- _TASK PROMPT_: Give every line of the material again, exactly as written.

▬▬▬▬▬▬

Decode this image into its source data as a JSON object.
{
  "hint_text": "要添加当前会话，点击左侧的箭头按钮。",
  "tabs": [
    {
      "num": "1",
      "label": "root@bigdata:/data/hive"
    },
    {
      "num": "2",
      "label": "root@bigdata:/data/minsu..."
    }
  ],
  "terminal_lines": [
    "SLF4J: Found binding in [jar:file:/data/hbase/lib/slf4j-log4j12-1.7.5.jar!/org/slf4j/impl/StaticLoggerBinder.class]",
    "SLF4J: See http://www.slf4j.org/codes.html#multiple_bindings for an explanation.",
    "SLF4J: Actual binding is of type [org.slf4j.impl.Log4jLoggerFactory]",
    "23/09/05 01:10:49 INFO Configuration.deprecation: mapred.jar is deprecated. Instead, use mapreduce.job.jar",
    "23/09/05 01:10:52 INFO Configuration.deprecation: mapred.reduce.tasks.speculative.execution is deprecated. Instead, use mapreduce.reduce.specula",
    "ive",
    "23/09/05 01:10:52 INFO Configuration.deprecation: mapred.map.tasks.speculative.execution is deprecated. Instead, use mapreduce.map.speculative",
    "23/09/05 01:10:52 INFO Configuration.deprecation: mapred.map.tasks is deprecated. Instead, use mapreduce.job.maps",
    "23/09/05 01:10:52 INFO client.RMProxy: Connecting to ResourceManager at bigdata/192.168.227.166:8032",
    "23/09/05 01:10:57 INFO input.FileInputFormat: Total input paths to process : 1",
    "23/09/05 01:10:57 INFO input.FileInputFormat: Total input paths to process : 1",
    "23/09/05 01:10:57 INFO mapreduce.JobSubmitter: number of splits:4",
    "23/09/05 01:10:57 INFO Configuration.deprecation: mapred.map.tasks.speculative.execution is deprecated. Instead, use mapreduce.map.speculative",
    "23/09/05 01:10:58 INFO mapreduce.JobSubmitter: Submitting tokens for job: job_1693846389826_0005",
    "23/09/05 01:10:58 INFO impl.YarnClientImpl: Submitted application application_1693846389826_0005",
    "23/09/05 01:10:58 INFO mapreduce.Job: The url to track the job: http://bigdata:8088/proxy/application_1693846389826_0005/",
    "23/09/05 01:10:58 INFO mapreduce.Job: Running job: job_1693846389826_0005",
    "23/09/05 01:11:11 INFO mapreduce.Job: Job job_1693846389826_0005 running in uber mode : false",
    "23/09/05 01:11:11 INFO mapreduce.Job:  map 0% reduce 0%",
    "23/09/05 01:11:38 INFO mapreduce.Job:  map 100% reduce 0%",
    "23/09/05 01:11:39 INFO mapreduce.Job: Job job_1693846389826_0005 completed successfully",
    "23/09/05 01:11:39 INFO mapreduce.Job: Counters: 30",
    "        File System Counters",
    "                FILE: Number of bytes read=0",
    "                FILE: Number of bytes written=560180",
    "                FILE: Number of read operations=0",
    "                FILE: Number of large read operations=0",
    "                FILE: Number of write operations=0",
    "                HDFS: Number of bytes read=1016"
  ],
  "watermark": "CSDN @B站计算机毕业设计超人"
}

▬▬▬▬▬▬

- _REPLY TO THE TASK_:
Decode this image into its source data as a JSON object.
{
  "hint_text": "要添加当前会话，点击左侧的箭头按钮。",
  "tabs": [
    {
      "num": "1",
      "label": "root@bigdata:/data/hive"
    },
    {
      "num": "2",
      "label": "root@bigdata:/data/minsu..."
    }
  ],
  "terminal_lines": [
    "SLF4J: Found binding in [jar:file:/data/hbase/lib/slf4j-log4j12-1.7.5.jar!/org/slf4j/impl/StaticLoggerBinder.class]",
    "SLF4J: See http://www.slf4j.org/codes.html#multiple_bindings for an explanation.",
    "SLF4J: Actual binding is of type [org.slf4j.impl.Log4jLoggerFactory]",
    "23/09/05 01:10:49 INFO Configuration.deprecation: mapred.jar is deprecated. Instead, use mapreduce.job.jar",
    "23/09/05 01:10:52 INFO Configuration.deprecation: mapred.reduce.tasks.speculative.execution is deprecated. Instead, use mapreduce.reduce.specula",
    "ive",
    "23/09/05 01:10:52 INFO Configuration.deprecation: mapred.map.tasks.speculative.execution is deprecated. Instead, use mapreduce.map.speculative",
    "23/09/05 01:10:52 INFO Configuration.deprecation: mapred.map.tasks is deprecated. Instead, use mapreduce.job.maps",
    "23/09/05 01:10:52 INFO client.RMProxy: Connecting to ResourceManager at bigdata/192.168.227.166:8032",
    "23/09/05 01:10:57 INFO input.FileInputFormat: Total input paths to process : 1",
    "23/09/05 01:10:57 INFO input.FileInputFormat: Total input paths to process : 1",
    "23/09/05 01:10:57 INFO mapreduce.JobSubmitter: number of splits:4",
    "23/09/05 01:10:57 INFO Configuration.deprecation: mapred.map.tasks.speculative.execution is deprecated. Instead, use mapreduce.map.speculative",
    "23/09/05 01:10:58 INFO mapreduce.JobSubmitter: Submitting tokens for job: job_1693846389826_0005",
    "23/09/05 01:10:58 INFO impl.YarnClientImpl: Submitted application application_1693846389826_0005",
    "23/09/05 01:10:58 INFO mapreduce.Job: The url to track the job: http://bigdata:8088/proxy/application_1693846389826_0005/",
    "23/09/05 01:10:58 INFO mapreduce.Job: Running job: job_1693846389826_0005",
    "23/09/05 01:11:11 INFO mapreduce.Job: Job job_1693846389826_0005 running in uber mode : false",
    "23/09/05 01:11:11 INFO mapreduce.Job:  map 0% reduce 0%",
    "23/09/05 01:11:38 INFO mapreduce.Job:  map 100% reduce 0%",
    "23/09/05 01:11:39 INFO mapreduce.Job: Job job_1693846389826_0005 completed successfully",
    "23/09/05 01:11:39 INFO mapreduce.Job: Counters: 30",
    "        File System Counters",
    "                FILE: Number of bytes read=0",
    "                FILE: Number of bytes written=560180",
    "                FILE: Number of read operations=0",
    "                FILE: Number of large read operations=0",
    "                FILE: Number of write operations=0",
    "                HDFS: Number of bytes read=1016"
  ],
  "watermark": "CSDN @B站计算机毕业设计超人"
}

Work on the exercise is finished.